(Records from a collection)
------------------------------

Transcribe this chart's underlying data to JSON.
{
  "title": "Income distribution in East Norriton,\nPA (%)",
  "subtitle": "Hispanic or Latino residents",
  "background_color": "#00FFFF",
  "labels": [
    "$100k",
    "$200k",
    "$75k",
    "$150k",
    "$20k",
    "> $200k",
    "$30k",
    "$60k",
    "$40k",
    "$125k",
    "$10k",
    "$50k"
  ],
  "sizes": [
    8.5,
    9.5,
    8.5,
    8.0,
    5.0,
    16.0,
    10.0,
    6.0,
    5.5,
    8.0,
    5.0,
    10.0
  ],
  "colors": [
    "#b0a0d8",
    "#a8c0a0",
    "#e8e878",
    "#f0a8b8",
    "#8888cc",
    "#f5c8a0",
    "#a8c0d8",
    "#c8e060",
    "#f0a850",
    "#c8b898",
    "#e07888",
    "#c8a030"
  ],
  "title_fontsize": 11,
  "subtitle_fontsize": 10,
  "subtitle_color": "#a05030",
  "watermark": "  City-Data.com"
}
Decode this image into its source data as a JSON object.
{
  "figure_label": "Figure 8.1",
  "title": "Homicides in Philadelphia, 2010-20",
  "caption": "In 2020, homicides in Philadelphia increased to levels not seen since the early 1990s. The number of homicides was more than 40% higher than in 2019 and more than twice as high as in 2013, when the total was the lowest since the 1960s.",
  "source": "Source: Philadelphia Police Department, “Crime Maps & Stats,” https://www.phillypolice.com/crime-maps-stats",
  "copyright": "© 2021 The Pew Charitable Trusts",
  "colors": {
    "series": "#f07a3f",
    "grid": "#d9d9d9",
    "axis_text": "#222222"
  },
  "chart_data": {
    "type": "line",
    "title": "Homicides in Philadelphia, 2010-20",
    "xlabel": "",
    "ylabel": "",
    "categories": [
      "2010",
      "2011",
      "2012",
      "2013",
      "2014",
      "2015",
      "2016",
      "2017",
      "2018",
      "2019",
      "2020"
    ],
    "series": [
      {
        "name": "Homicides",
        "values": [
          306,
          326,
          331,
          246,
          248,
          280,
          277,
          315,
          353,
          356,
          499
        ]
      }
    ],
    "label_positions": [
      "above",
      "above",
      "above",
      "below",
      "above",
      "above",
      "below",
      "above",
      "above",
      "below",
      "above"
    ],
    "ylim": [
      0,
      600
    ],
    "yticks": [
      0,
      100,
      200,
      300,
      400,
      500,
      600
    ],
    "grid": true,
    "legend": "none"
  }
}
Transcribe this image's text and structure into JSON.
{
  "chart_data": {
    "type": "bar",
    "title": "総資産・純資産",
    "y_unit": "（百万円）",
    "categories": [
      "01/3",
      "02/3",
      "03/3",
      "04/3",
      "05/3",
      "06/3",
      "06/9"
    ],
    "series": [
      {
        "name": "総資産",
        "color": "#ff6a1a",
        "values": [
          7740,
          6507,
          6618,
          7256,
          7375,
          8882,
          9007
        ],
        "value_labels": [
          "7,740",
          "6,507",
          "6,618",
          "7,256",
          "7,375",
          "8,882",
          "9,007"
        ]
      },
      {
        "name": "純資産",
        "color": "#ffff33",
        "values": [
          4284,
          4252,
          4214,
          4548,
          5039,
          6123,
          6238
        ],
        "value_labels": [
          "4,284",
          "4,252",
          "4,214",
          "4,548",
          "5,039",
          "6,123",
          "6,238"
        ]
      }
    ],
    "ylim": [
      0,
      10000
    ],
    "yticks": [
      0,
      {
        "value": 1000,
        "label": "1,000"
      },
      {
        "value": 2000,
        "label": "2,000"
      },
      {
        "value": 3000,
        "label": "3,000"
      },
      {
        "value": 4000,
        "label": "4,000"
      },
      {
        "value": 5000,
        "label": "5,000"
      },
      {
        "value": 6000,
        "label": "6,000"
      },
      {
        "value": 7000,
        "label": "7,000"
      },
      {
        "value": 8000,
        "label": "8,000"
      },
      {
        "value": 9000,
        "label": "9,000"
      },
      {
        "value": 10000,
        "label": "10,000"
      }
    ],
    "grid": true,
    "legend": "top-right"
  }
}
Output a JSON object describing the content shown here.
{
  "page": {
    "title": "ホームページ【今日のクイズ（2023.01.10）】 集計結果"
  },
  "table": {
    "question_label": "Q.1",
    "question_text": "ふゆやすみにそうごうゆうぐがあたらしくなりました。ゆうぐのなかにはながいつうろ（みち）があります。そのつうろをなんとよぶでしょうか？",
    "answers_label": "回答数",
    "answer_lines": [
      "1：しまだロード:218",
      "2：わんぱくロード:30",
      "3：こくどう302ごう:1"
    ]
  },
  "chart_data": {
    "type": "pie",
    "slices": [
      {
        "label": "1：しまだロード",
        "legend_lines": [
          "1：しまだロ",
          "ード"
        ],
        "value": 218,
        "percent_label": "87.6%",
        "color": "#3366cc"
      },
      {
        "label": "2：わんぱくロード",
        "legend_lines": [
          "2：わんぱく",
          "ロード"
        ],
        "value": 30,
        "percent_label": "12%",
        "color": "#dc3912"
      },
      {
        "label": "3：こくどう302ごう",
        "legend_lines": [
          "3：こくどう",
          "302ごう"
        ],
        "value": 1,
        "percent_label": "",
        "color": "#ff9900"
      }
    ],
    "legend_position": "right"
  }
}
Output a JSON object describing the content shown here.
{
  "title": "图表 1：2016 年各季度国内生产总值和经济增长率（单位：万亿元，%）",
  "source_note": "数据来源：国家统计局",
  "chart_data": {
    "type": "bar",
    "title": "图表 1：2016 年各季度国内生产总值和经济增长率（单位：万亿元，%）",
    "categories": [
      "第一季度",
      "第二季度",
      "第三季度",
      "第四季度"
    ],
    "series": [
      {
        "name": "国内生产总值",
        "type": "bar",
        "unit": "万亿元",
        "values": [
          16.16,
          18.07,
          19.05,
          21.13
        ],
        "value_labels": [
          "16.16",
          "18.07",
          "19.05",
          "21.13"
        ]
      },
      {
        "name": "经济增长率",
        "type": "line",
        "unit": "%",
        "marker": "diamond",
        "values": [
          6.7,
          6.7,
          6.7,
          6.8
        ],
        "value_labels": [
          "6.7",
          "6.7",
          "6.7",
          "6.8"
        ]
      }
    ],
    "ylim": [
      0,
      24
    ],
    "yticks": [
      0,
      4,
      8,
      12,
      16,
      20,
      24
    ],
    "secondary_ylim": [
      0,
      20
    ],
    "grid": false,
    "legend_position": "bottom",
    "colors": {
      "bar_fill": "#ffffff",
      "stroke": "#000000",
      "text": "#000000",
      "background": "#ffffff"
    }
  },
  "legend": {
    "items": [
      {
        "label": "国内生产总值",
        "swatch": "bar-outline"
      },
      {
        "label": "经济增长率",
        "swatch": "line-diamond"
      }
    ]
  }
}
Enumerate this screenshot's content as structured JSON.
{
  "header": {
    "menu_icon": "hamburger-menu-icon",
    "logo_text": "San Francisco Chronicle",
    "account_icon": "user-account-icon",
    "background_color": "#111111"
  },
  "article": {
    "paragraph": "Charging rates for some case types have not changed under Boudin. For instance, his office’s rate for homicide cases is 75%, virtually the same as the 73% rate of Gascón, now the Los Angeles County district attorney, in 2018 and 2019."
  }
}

------------------------------

What to work on: Output all records verbatim.

Solved exercise:
Transcribe this chart's underlying data to JSON.
{
  "title": "Income distribution in East Norriton,\nPA (%)",
  "subtitle": "Hispanic or Latino residents",
  "background_color": "#00FFFF",
  "labels": [
    "$100k",
    "$200k",
    "$75k",
    "$150k",
    "$20k",
    "> $200k",
    "$30k",
    "$60k",
    "$40k",
    "$125k",
    "$10k",
    "$50k"
  ],
  "sizes": [
    8.5,
    9.5,
    8.5,
    8.0,
    5.0,
    16.0,
    10.0,
    6.0,
    5.5,
    8.0,
    5.0,
    10.0
  ],
  "colors": [
    "#b0a0d8",
    "#a8c0a0",
    "#e8e878",
    "#f0a8b8",
    "#8888cc",
    "#f5c8a0",
    "#a8c0d8",
    "#c8e060",
    "#f0a850",
    "#c8b898",
    "#e07888",
    "#c8a030"
  ],
  "title_fontsize": 11,
  "subtitle_fontsize": 10,
  "subtitle_color": "#a05030",
  "watermark": "  City-Data.com"
}
Decode this image into its source data as a JSON object.
{
  "figure_label": "Figure 8.1",
  "title": "Homicides in Philadelphia, 2010-20",
  "caption": "In 2020, homicides in Philadelphia increased to levels not seen since the early 1990s. The number of homicides was more than 40% higher than in 2019 and more than twice as high as in 2013, when the total was the lowest since the 1960s.",
  "source": "Source: Philadelphia Police Department, “Crime Maps & Stats,” https://www.phillypolice.com/crime-maps-stats",
  "copyright": "© 2021 The Pew Charitable Trusts",
  "colors": {
    "series": "#f07a3f",
    "grid": "#d9d9d9",
    "axis_text": "#222222"
  },
  "chart_data": {
    "type": "line",
    "title": "Homicides in Philadelphia, 2010-20",
    "xlabel": "",
    "ylabel": "",
    "categories": [
      "2010",
      "2011",
      "2012",
      "2013",
      "2014",
      "2015",
      "2016",
      "2017",
      "2018",
      "2019",
      "2020"
    ],
    "series": [
      {
        "name": "Homicides",
        "values": [
          306,
          326,
          331,
          246,
          248,
          280,
          277,
          315,
          353,
          356,
          499
        ]
      }
    ],
    "label_positions": [
      "above",
      "above",
      "above",
      "below",
      "above",
      "above",
      "below",
      "above",
      "above",
      "below",
      "above"
    ],
    "ylim": [
      0,
      600
    ],
    "yticks": [
      0,
      100,
      200,
      300,
      400,
      500,
      600
    ],
    "grid": true,
    "legend": "none"
  }
}
Transcribe this image's text and structure into JSON.
{
  "chart_data": {
    "type": "bar",
    "title": "総資産・純資産",
    "y_unit": "（百万円）",
    "categories": [
      "01/3",
      "02/3",
      "03/3",
      "04/3",
      "05/3",
      "06/3",
      "06/9"
    ],
    "series": [
      {
        "name": "総資産",
        "color": "#ff6a1a",
        "values": [
          7740,
          6507,
          6618,
          7256,
          7375,
          8882,
          9007
        ],
        "value_labels": [
          "7,740",
          "6,507",
          "6,618",
          "7,256",
          "7,375",
          "8,882",
          "9,007"
        ]
      },
      {
        "name": "純資産",
        "color": "#ffff33",
        "values": [
          4284,
          4252,
          4214,
          4548,
          5039,
          6123,
          6238
        ],
        "value_labels": [
          "4,284",
          "4,252",
          "4,214",
          "4,548",
          "5,039",
          "6,123",
          "6,238"
        ]
      }
    ],
    "ylim": [
      0,
      10000
    ],
    "yticks": [
      0,
      {
        "value": 1000,
        "label": "1,000"
      },
      {
        "value": 2000,
        "label": "2,000"
      },
      {
        "value": 3000,
        "label": "3,000"
      },
      {
        "value": 4000,
        "label": "4,000"
      },
      {
        "value": 5000,
        "label": "5,000"
      },
      {
        "value": 6000,
        "label": "6,000"
      },
      {
        "value": 7000,
        "label": "7,000"
      },
      {
        "value": 8000,
        "label": "8,000"
      },
      {
        "value": 9000,
        "label": "9,000"
      },
      {
        "value": 10000,
        "label": "10,000"
      }
    ],
    "grid": true,
    "legend": "top-right"
  }
}
Output a JSON object describing the content shown here.
{
  "page": {
    "title": "ホームページ【今日のクイズ（2023.01.10）】 集計結果"
  },
  "table": {
    "question_label": "Q.1",
    "question_text": "ふゆやすみにそうごうゆうぐがあたらしくなりました。ゆうぐのなかにはながいつうろ（みち）があります。そのつうろをなんとよぶでしょうか？",
    "answers_label": "回答数",
    "answer_lines": [
      "1：しまだロード:218",
      "2：わんぱくロード:30",
      "3：こくどう302ごう:1"
    ]
  },
  "chart_data": {
    "type": "pie",
    "slices": [
      {
        "label": "1：しまだロード",
        "legend_lines": [
          "1：しまだロ",
          "ード"
        ],
        "value": 218,
        "percent_label": "87.6%",
        "color": "#3366cc"
      },
      {
        "label": "2：わんぱくロード",
        "legend_lines": [
          "2：わんぱく",
          "ロード"
        ],
        "value": 30,
        "percent_label": "12%",
        "color": "#dc3912"
      },
      {
        "label": "3：こくどう302ごう",
        "legend_lines": [
          "3：こくどう",
          "302ごう"
        ],
        "value": 1,
        "percent_label": "",
        "color": "#ff9900"
      }
    ],
    "legend_position": "right"
  }
}
Output a JSON object describing the content shown here.
{
  "title": "图表 1：2016 年各季度国内生产总值和经济增长率（单位：万亿元，%）",
  "source_note": "数据来源：国家统计局",
  "chart_data": {
    "type": "bar",
    "title": "图表 1：2016 年各季度国内生产总值和经济增长率（单位：万亿元，%）",
    "categories": [
      "第一季度",
      "第二季度",
      "第三季度",
      "第四季度"
    ],
    "series": [
      {
        "name": "国内生产总值",
        "type": "bar",
        "unit": "万亿元",
        "values": [
          16.16,
          18.07,
          19.05,
          21.13
        ],
        "value_labels": [
          "16.16",
          "18.07",
          "19.05",
          "21.13"
        ]
      },
      {
        "name": "经济增长率",
        "type": "line",
        "unit": "%",
        "marker": "diamond",
        "values": [
          6.7,
          6.7,
          6.7,
          6.8
        ],
        "value_labels": [
          "6.7",
          "6.7",
          "6.7",
          "6.8"
        ]
      }
    ],
    "ylim": [
      0,
      24
    ],
    "yticks": [
      0,
      4,
      8,
      12,
      16,
      20,
      24
    ],
    "secondary_ylim": [
      0,
      20
    ],
    "grid": false,
    "legend_position": "bottom",
    "colors": {
      "bar_fill": "#ffffff",
      "stroke": "#000000",
      "text": "#000000",
      "background": "#ffffff"
    }
  },
  "legend": {
    "items": [
      {
        "label": "国内生产总值",
        "swatch": "bar-outline"
      },
      {
        "label": "经济增长率",
        "swatch": "line-diamond"
      }
    ]
  }
}
Enumerate this screenshot's content as structured JSON.
{
  "header": {
    "menu_icon": "hamburger-menu-icon",
    "logo_text": "San Francisco Chronicle",
    "account_icon": "user-account-icon",
    "background_color": "#111111"
  },
  "article": {
    "paragraph": "Charging rates for some case types have not changed under Boudin. For instance, his office’s rate for homicide cases is 75%, virtually the same as the 73% rate of Gascón, now the Los Angeles County district attorney, in 2018 and 2019."
  }
}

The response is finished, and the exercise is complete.